━━━━━ Recorded data

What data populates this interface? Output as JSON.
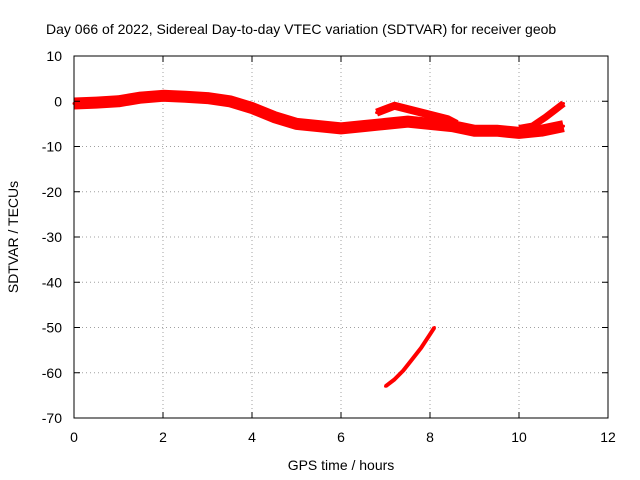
{
  "chart_data": {
    "type": "line",
    "title": "Day 066 of 2022, Sidereal Day-to-day VTEC variation (SDTVAR) for receiver geob",
    "xlabel": "GPS time / hours",
    "ylabel": "SDTVAR / TECUs",
    "xlim": [
      0,
      12
    ],
    "ylim": [
      -70,
      10
    ],
    "xticks": [
      0,
      2,
      4,
      6,
      8,
      10,
      12
    ],
    "yticks": [
      10,
      0,
      -10,
      -20,
      -30,
      -40,
      -50,
      -60,
      -70
    ],
    "grid": true,
    "legend": "none",
    "series_color": "#ff0000",
    "series": [
      {
        "name": "main-band",
        "x": [
          0,
          0.5,
          1.0,
          1.5,
          2.0,
          2.5,
          3.0,
          3.5,
          4.0,
          4.5,
          5.0,
          5.5,
          6.0,
          6.5,
          7.0,
          7.5,
          8.0,
          8.5,
          9.0,
          9.5,
          10.0,
          10.5,
          11.0
        ],
        "y": [
          -0.5,
          -0.3,
          0,
          0.8,
          1.2,
          1.0,
          0.7,
          0,
          -1.5,
          -3.5,
          -5,
          -5.5,
          -6,
          -5.5,
          -5,
          -4.5,
          -5,
          -5.5,
          -6.5,
          -6.5,
          -7,
          -6.5,
          -5.5
        ]
      },
      {
        "name": "upper-track",
        "x": [
          6.8,
          7.2,
          7.6,
          8.0,
          8.4,
          8.6
        ],
        "y": [
          -2.5,
          -1,
          -2,
          -3,
          -4,
          -5
        ]
      },
      {
        "name": "rising-track",
        "x": [
          10.0,
          10.3,
          10.6,
          10.8,
          11.0
        ],
        "y": [
          -6,
          -5.5,
          -3.5,
          -2,
          -0.5
        ]
      },
      {
        "name": "lower-track",
        "x": [
          7.0,
          7.2,
          7.4,
          7.6,
          7.8,
          8.0,
          8.1
        ],
        "y": [
          -63,
          -61.5,
          -59.5,
          -57,
          -54.5,
          -51.5,
          -50
        ]
      }
    ]
  }
}
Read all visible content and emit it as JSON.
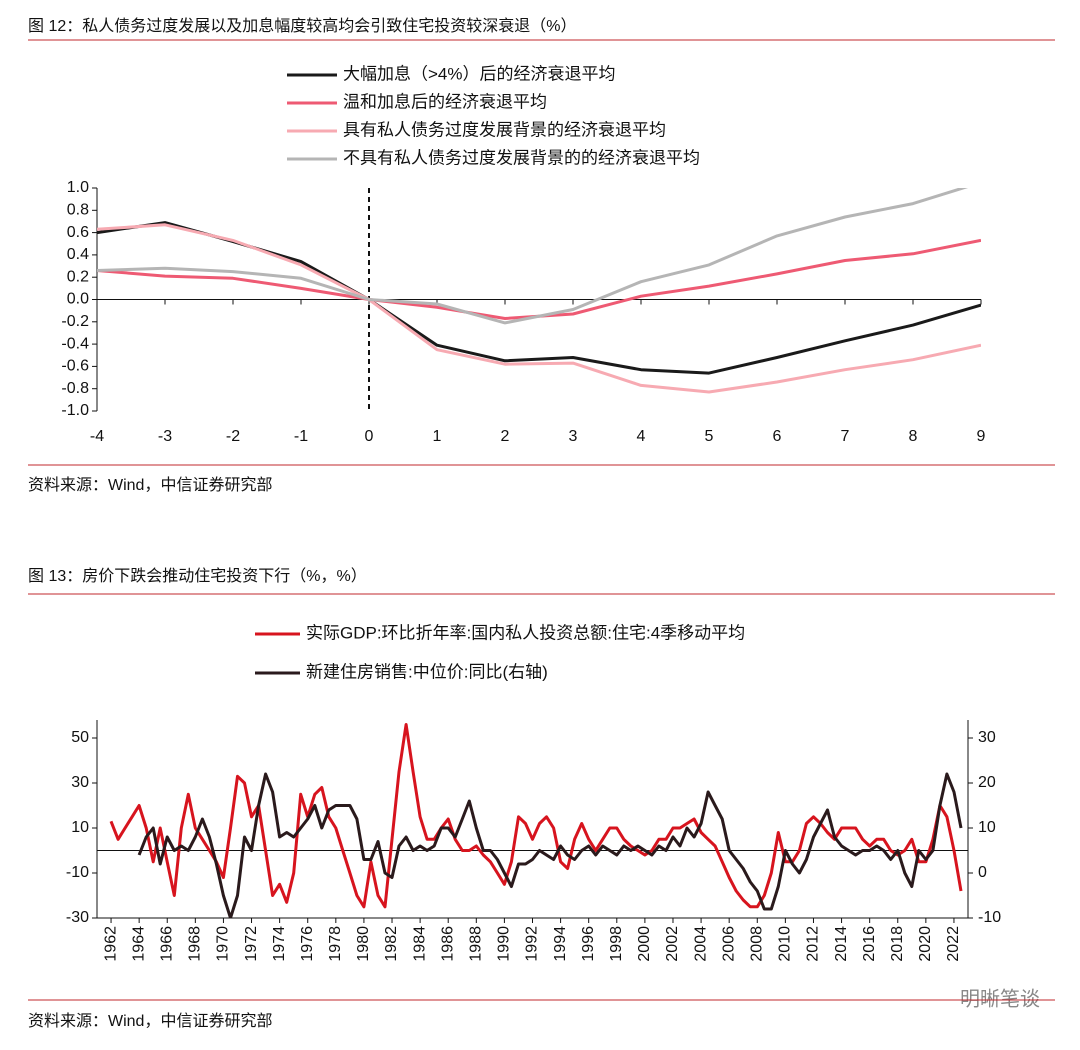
{
  "watermark": "明晰笔谈",
  "chart_data": [
    {
      "type": "line",
      "title": "图 12：私人债务过度发展以及加息幅度较高均会引致住宅投资较深衰退（%）",
      "source": "资料来源：Wind，中信证券研究部",
      "x": [
        -4,
        -3,
        -2,
        -1,
        0,
        1,
        2,
        3,
        4,
        5,
        6,
        7,
        8,
        9
      ],
      "xlim": [
        -4,
        9
      ],
      "xticks": [
        -4,
        -3,
        -2,
        -1,
        0,
        1,
        2,
        3,
        4,
        5,
        6,
        7,
        8,
        9
      ],
      "ylim": [
        -1,
        1
      ],
      "yticks": [
        {
          "value": -1,
          "label": "-1.0"
        },
        -0.8,
        -0.6,
        -0.4,
        -0.2,
        {
          "value": 0,
          "label": "0.0"
        },
        0.2,
        0.4,
        0.6,
        0.8,
        {
          "value": 1,
          "label": "1.0"
        }
      ],
      "vline": 0,
      "series": [
        {
          "name": "大幅加息（>4%）后的经济衰退平均",
          "color": "#1a1a1a",
          "values": [
            0.6,
            0.69,
            0.52,
            0.34,
            0,
            -0.41,
            -0.55,
            -0.52,
            -0.63,
            -0.66,
            -0.52,
            -0.37,
            -0.23,
            -0.05
          ]
        },
        {
          "name": "温和加息后的经济衰退平均",
          "color": "#ee5a73",
          "values": [
            0.26,
            0.21,
            0.19,
            0.1,
            0,
            -0.07,
            -0.17,
            -0.13,
            0.03,
            0.12,
            0.23,
            0.35,
            0.41,
            0.53
          ]
        },
        {
          "name": "具有私人债务过度发展背景的经济衰退平均",
          "color": "#f7aab2",
          "values": [
            0.63,
            0.67,
            0.53,
            0.31,
            0,
            -0.45,
            -0.58,
            -0.57,
            -0.77,
            -0.83,
            -0.74,
            -0.63,
            -0.54,
            -0.41
          ]
        },
        {
          "name": "不具有私人债务过度发展背景的的经济衰退平均",
          "color": "#b5b5b5",
          "values": [
            0.26,
            0.28,
            0.25,
            0.19,
            0,
            -0.04,
            -0.21,
            -0.09,
            0.16,
            0.31,
            0.57,
            0.74,
            0.86,
            1.05
          ]
        }
      ]
    },
    {
      "type": "line",
      "title": "图 13：房价下跌会推动住宅投资下行（%，%）",
      "source": "资料来源：Wind，中信证券研究部",
      "x": [
        1962,
        1962.5,
        1963,
        1963.5,
        1964,
        1964.5,
        1965,
        1965.5,
        1966,
        1966.5,
        1967,
        1967.5,
        1968,
        1968.5,
        1969,
        1969.5,
        1970,
        1970.5,
        1971,
        1971.5,
        1972,
        1972.5,
        1973,
        1973.5,
        1974,
        1974.5,
        1975,
        1975.5,
        1976,
        1976.5,
        1977,
        1977.5,
        1978,
        1978.5,
        1979,
        1979.5,
        1980,
        1980.5,
        1981,
        1981.5,
        1982,
        1982.5,
        1983,
        1983.5,
        1984,
        1984.5,
        1985,
        1985.5,
        1986,
        1986.5,
        1987,
        1987.5,
        1988,
        1988.5,
        1989,
        1989.5,
        1990,
        1990.5,
        1991,
        1991.5,
        1992,
        1992.5,
        1993,
        1993.5,
        1994,
        1994.5,
        1995,
        1995.5,
        1996,
        1996.5,
        1997,
        1997.5,
        1998,
        1998.5,
        1999,
        1999.5,
        2000,
        2000.5,
        2001,
        2001.5,
        2002,
        2002.5,
        2003,
        2003.5,
        2004,
        2004.5,
        2005,
        2005.5,
        2006,
        2006.5,
        2007,
        2007.5,
        2008,
        2008.5,
        2009,
        2009.5,
        2010,
        2010.5,
        2011,
        2011.5,
        2012,
        2012.5,
        2013,
        2013.5,
        2014,
        2014.5,
        2015,
        2015.5,
        2016,
        2016.5,
        2017,
        2017.5,
        2018,
        2018.5,
        2019,
        2019.5,
        2020,
        2020.5,
        2021,
        2021.5,
        2022,
        2022.5
      ],
      "xlim": [
        1961,
        2023
      ],
      "xticks": [
        1962,
        1964,
        1966,
        1968,
        1970,
        1972,
        1974,
        1976,
        1978,
        1980,
        1982,
        1984,
        1986,
        1988,
        1990,
        1992,
        1994,
        1996,
        1998,
        2000,
        2002,
        2004,
        2006,
        2008,
        2010,
        2012,
        2014,
        2016,
        2018,
        2020,
        2022
      ],
      "ylim": [
        -30,
        58
      ],
      "yticks": [
        -30,
        -10,
        10,
        30,
        50
      ],
      "y2lim": [
        -10,
        34
      ],
      "y2ticks": [
        -10,
        0,
        10,
        20,
        30
      ],
      "series": [
        {
          "name": "实际GDP:环比折年率:国内私人投资总额:住宅:4季移动平均",
          "color": "#d7141e",
          "values": [
            13,
            5,
            10,
            15,
            20,
            10,
            -5,
            10,
            -5,
            -20,
            10,
            25,
            10,
            5,
            0,
            -5,
            -12,
            10,
            33,
            30,
            15,
            20,
            0,
            -20,
            -15,
            -23,
            -10,
            25,
            15,
            25,
            28,
            15,
            10,
            0,
            -10,
            -20,
            -25,
            -5,
            -20,
            -25,
            5,
            35,
            56,
            35,
            15,
            5,
            5,
            10,
            14,
            5,
            0,
            0,
            2,
            -2,
            -5,
            -10,
            -15,
            -5,
            15,
            12,
            5,
            12,
            15,
            10,
            -5,
            -8,
            5,
            12,
            5,
            0,
            5,
            10,
            10,
            5,
            2,
            0,
            -2,
            0,
            5,
            5,
            10,
            10,
            12,
            14,
            8,
            5,
            2,
            -5,
            -12,
            -18,
            -22,
            -25,
            -25,
            -20,
            -10,
            8,
            -5,
            -5,
            0,
            12,
            15,
            12,
            8,
            5,
            10,
            10,
            10,
            5,
            2,
            5,
            5,
            0,
            -2,
            0,
            5,
            -5,
            -5,
            5,
            20,
            15,
            0,
            -18
          ]
        },
        {
          "name": "新建住房销售:中位价:同比(右轴)",
          "color": "#2a1a1c",
          "axis": "y2",
          "values": [
            null,
            null,
            null,
            null,
            4,
            8,
            10,
            2,
            8,
            5,
            6,
            5,
            8,
            12,
            8,
            2,
            -5,
            -10,
            -5,
            8,
            5,
            15,
            22,
            18,
            8,
            9,
            8,
            10,
            12,
            15,
            10,
            14,
            15,
            15,
            15,
            12,
            3,
            3,
            7,
            0,
            -1,
            6,
            8,
            5,
            6,
            5,
            6,
            10,
            10,
            8,
            12,
            16,
            10,
            5,
            5,
            3,
            0,
            -3,
            2,
            2,
            3,
            5,
            4,
            3,
            6,
            4,
            3,
            5,
            6,
            4,
            6,
            5,
            4,
            6,
            5,
            6,
            5,
            4,
            6,
            5,
            8,
            6,
            10,
            8,
            11,
            18,
            15,
            12,
            5,
            3,
            1,
            -2,
            -4,
            -8,
            -8,
            -3,
            5,
            2,
            0,
            3,
            8,
            11,
            14,
            8,
            6,
            5,
            4,
            5,
            5,
            6,
            5,
            3,
            5,
            0,
            -3,
            5,
            3,
            5,
            15,
            22,
            18,
            10
          ]
        }
      ]
    }
  ]
}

━━━━━━━━━━

* [Work required]: Give the number of lines above that hold the word "track", and nothing more.

* [Written response]: 3